> [INSTRUCTION]:
Set the listing down again in full, word for word, with the pictures left out.

* Start DATA FOR PROCESSING *

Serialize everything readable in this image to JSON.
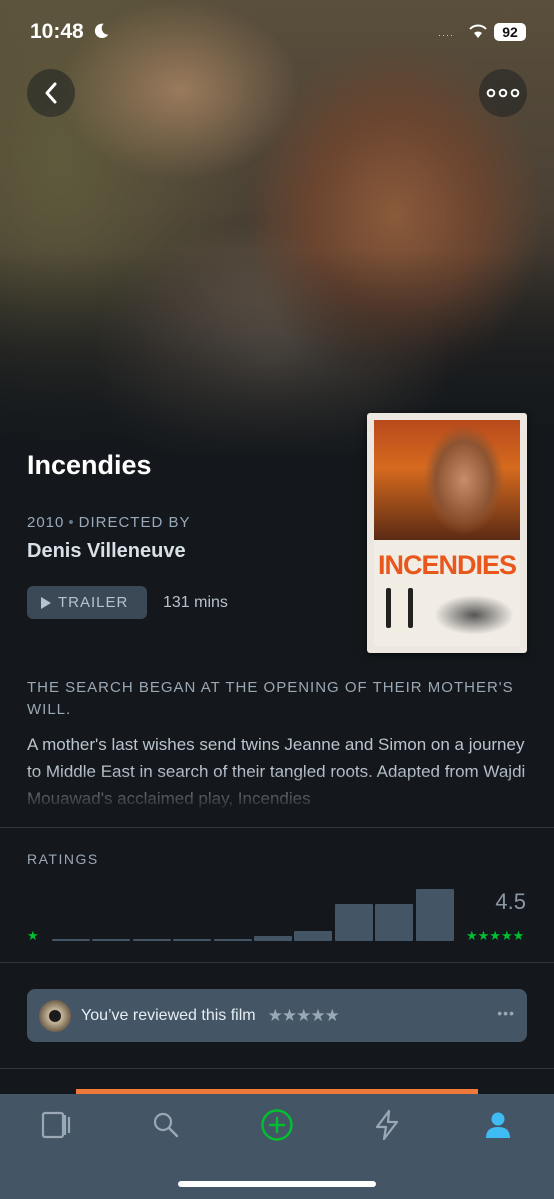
{
  "status_bar": {
    "time": "10:48",
    "signal": "····",
    "battery": "92"
  },
  "film": {
    "title": "Incendies",
    "year": "2010",
    "directed_by_label": "DIRECTED BY",
    "director": "Denis Villeneuve",
    "trailer_label": "TRAILER",
    "runtime": "131 mins",
    "poster_title": "INCENDIES",
    "tagline": "THE SEARCH BEGAN AT THE OPENING OF THEIR MOTHER'S WILL.",
    "synopsis": "A mother's last wishes send twins Jeanne and Simon on a journey to Middle East in search of their tangled roots. Adapted from Wajdi Mouawad's acclaimed play, Incendies"
  },
  "ratings": {
    "label": "RATINGS",
    "low_star": "★",
    "average": "4.5",
    "high_stars": "★★★★★",
    "histogram": [
      0.02,
      0.02,
      0.02,
      0.02,
      0.02,
      0.08,
      0.16,
      0.6,
      0.6,
      0.86
    ]
  },
  "review": {
    "text": "You’ve reviewed this film",
    "stars": "★★★★★",
    "more": "•••"
  },
  "tabs": [
    {
      "name": "films",
      "icon": "film-icon",
      "active": false
    },
    {
      "name": "search",
      "icon": "search-icon",
      "active": false
    },
    {
      "name": "add",
      "icon": "plus-circle-icon",
      "active": false
    },
    {
      "name": "activity",
      "icon": "lightning-icon",
      "active": false
    },
    {
      "name": "profile",
      "icon": "person-icon",
      "active": true
    }
  ],
  "colors": {
    "background": "#14181c",
    "accent_green": "#00c030",
    "active_blue": "#40bcf4",
    "tabbar": "#445566"
  }
}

* End DATA FOR PROCESSING *

> [EXERCISE OUTPUT]:
Serialize everything readable in this image to JSON.
{
  "status_bar": {
    "time": "10:48",
    "signal": "····",
    "battery": "92"
  },
  "film": {
    "title": "Incendies",
    "year": "2010",
    "directed_by_label": "DIRECTED BY",
    "director": "Denis Villeneuve",
    "trailer_label": "TRAILER",
    "runtime": "131 mins",
    "poster_title": "INCENDIES",
    "tagline": "THE SEARCH BEGAN AT THE OPENING OF THEIR MOTHER'S WILL.",
    "synopsis": "A mother's last wishes send twins Jeanne and Simon on a journey to Middle East in search of their tangled roots. Adapted from Wajdi Mouawad's acclaimed play, Incendies"
  },
  "ratings": {
    "label": "RATINGS",
    "low_star": "★",
    "average": "4.5",
    "high_stars": "★★★★★",
    "histogram": [
      0.02,
      0.02,
      0.02,
      0.02,
      0.02,
      0.08,
      0.16,
      0.6,
      0.6,
      0.86
    ]
  },
  "review": {
    "text": "You’ve reviewed this film",
    "stars": "★★★★★",
    "more": "•••"
  },
  "tabs": [
    {
      "name": "films",
      "icon": "film-icon",
      "active": false
    },
    {
      "name": "search",
      "icon": "search-icon",
      "active": false
    },
    {
      "name": "add",
      "icon": "plus-circle-icon",
      "active": false
    },
    {
      "name": "activity",
      "icon": "lightning-icon",
      "active": false
    },
    {
      "name": "profile",
      "icon": "person-icon",
      "active": true
    }
  ],
  "colors": {
    "background": "#14181c",
    "accent_green": "#00c030",
    "active_blue": "#40bcf4",
    "tabbar": "#445566"
  }
}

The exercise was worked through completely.